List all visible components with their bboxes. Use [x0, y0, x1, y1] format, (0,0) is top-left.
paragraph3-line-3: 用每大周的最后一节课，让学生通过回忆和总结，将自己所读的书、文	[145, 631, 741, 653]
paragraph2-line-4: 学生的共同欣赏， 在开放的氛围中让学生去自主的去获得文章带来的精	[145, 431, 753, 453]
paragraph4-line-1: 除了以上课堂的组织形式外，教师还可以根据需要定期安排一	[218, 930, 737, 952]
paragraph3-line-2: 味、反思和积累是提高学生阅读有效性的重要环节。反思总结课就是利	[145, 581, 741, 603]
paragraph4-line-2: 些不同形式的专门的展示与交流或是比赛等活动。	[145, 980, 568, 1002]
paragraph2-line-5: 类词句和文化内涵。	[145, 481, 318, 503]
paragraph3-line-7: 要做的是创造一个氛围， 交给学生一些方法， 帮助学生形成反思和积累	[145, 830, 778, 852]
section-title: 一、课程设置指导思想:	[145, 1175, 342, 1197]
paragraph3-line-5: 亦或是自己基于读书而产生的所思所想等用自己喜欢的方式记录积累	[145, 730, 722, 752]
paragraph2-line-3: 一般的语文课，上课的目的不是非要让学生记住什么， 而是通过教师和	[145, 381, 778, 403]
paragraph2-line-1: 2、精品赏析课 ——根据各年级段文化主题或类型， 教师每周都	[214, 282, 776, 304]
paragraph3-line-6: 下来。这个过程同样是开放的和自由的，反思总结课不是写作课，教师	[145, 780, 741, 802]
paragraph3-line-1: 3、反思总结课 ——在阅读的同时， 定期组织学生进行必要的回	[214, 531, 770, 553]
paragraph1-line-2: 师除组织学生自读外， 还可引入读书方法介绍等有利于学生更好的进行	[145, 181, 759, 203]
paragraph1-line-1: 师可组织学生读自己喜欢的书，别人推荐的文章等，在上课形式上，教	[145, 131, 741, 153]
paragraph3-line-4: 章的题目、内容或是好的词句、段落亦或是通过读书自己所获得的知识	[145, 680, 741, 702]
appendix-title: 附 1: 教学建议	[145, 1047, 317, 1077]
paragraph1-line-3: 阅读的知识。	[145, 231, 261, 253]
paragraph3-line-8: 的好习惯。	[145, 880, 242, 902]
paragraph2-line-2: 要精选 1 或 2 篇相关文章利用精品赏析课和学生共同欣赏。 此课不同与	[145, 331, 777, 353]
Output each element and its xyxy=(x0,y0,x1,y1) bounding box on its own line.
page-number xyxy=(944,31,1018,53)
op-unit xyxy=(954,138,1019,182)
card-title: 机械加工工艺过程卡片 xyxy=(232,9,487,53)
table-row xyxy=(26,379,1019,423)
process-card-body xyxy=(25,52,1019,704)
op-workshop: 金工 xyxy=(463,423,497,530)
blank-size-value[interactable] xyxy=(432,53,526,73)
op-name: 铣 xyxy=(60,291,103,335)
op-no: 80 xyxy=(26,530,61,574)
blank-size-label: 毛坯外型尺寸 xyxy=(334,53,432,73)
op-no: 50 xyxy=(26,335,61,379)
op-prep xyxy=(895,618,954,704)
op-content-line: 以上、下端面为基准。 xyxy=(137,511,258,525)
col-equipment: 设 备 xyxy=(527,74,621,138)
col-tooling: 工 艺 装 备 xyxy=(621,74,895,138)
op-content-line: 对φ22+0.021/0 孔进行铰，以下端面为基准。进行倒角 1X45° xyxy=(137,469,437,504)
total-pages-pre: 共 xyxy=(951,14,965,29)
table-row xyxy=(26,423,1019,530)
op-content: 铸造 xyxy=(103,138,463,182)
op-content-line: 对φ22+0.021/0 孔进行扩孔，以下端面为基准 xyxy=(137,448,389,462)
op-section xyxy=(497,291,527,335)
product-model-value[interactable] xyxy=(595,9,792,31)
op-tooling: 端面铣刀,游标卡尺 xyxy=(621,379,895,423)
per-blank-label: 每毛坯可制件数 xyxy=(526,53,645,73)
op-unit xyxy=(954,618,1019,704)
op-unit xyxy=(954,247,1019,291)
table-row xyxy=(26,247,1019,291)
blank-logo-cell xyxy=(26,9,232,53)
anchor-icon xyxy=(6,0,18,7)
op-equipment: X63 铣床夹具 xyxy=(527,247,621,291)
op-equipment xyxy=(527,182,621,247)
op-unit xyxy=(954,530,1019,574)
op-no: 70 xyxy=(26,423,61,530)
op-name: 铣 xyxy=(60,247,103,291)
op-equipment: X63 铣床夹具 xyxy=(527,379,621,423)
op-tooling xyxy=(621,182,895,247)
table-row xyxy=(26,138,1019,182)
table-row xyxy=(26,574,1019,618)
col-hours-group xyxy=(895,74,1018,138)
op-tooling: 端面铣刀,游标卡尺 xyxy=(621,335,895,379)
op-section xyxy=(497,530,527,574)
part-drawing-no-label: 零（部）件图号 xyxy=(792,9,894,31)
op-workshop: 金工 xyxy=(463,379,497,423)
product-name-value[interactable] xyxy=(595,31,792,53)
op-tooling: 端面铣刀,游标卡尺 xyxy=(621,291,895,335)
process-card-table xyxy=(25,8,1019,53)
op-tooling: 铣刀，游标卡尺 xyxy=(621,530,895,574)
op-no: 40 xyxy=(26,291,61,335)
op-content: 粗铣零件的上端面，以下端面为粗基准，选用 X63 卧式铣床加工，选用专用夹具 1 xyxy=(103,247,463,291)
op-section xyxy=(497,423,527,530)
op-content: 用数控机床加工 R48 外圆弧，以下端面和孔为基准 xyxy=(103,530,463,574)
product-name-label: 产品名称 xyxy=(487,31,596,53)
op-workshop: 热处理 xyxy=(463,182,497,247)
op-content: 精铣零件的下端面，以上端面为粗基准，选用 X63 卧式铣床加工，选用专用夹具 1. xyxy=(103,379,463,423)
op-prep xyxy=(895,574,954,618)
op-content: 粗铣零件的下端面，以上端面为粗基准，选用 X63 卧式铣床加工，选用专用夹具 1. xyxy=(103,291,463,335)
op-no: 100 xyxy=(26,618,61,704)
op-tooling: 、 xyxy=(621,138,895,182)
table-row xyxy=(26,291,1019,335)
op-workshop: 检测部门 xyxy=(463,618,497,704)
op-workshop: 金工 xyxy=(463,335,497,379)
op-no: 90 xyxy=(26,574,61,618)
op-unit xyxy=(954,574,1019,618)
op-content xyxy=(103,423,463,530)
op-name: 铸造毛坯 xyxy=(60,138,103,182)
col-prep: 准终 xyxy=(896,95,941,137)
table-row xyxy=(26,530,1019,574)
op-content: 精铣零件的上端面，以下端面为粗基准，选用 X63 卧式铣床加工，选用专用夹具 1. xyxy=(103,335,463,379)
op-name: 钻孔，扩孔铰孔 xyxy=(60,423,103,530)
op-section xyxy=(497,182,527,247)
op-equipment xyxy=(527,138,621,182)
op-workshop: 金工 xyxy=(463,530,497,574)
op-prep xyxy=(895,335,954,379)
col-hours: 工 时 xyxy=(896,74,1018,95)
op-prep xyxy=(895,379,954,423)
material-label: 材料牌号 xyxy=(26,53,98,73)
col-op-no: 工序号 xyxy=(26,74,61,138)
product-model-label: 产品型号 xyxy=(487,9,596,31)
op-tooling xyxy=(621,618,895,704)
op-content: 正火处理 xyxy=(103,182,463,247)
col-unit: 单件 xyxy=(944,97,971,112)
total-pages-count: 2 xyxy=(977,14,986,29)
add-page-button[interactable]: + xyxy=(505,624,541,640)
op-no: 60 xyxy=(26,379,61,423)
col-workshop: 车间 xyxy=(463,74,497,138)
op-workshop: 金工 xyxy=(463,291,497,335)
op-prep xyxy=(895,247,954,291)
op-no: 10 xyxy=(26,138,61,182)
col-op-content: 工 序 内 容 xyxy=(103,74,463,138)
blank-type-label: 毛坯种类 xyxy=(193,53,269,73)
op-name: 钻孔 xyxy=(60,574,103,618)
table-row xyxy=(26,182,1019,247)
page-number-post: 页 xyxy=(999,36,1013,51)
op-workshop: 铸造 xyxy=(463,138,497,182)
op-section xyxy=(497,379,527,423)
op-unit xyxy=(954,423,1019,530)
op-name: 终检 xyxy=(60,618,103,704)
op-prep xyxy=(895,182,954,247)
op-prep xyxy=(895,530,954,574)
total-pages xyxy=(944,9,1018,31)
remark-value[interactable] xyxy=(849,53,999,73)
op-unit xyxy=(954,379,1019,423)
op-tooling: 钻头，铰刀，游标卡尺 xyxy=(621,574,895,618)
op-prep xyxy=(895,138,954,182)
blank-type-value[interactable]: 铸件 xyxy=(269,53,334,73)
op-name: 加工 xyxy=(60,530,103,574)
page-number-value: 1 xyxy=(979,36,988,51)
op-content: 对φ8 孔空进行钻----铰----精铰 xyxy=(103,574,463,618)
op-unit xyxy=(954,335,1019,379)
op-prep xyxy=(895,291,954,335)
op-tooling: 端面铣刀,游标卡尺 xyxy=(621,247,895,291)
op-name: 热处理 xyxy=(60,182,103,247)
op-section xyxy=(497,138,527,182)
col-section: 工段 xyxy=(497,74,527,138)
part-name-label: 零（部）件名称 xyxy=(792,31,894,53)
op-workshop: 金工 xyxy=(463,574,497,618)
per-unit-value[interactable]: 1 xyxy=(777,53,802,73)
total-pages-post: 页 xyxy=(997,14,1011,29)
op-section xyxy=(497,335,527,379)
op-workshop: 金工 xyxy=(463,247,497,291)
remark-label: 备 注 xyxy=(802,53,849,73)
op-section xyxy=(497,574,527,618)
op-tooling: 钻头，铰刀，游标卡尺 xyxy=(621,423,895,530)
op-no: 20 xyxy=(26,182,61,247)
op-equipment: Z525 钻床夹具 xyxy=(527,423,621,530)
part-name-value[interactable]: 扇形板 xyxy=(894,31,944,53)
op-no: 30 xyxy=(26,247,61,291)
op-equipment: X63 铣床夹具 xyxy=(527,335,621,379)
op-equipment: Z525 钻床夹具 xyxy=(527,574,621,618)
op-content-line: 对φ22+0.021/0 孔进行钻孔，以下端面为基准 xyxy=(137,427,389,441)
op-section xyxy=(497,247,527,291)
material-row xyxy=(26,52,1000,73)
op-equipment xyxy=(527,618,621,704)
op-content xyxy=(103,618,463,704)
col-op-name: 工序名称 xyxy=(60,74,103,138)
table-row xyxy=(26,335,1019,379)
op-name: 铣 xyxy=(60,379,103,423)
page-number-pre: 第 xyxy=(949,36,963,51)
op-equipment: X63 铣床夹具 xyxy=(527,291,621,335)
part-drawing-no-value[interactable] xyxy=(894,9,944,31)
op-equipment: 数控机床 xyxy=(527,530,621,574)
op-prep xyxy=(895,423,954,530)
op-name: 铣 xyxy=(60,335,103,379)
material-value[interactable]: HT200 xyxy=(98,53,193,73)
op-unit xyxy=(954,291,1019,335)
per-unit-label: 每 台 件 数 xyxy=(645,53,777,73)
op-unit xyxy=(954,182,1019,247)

+ + + +

> Job
Reproduce the rows word for word, starting at the first line of the rows and ending at the line that contains "581, 741, 603]", including both of those lines.

> Result
List all visible components with their bboxes. Use [x0, y0, x1, y1] format, (0,0) is top-left.
paragraph3-line-3: 用每大周的最后一节课，让学生通过回忆和总结，将自己所读的书、文	[145, 631, 741, 653]
paragraph2-line-4: 学生的共同欣赏， 在开放的氛围中让学生去自主的去获得文章带来的精	[145, 431, 753, 453]
paragraph4-line-1: 除了以上课堂的组织形式外，教师还可以根据需要定期安排一	[218, 930, 737, 952]
paragraph3-line-2: 味、反思和积累是提高学生阅读有效性的重要环节。反思总结课就是利	[145, 581, 741, 603]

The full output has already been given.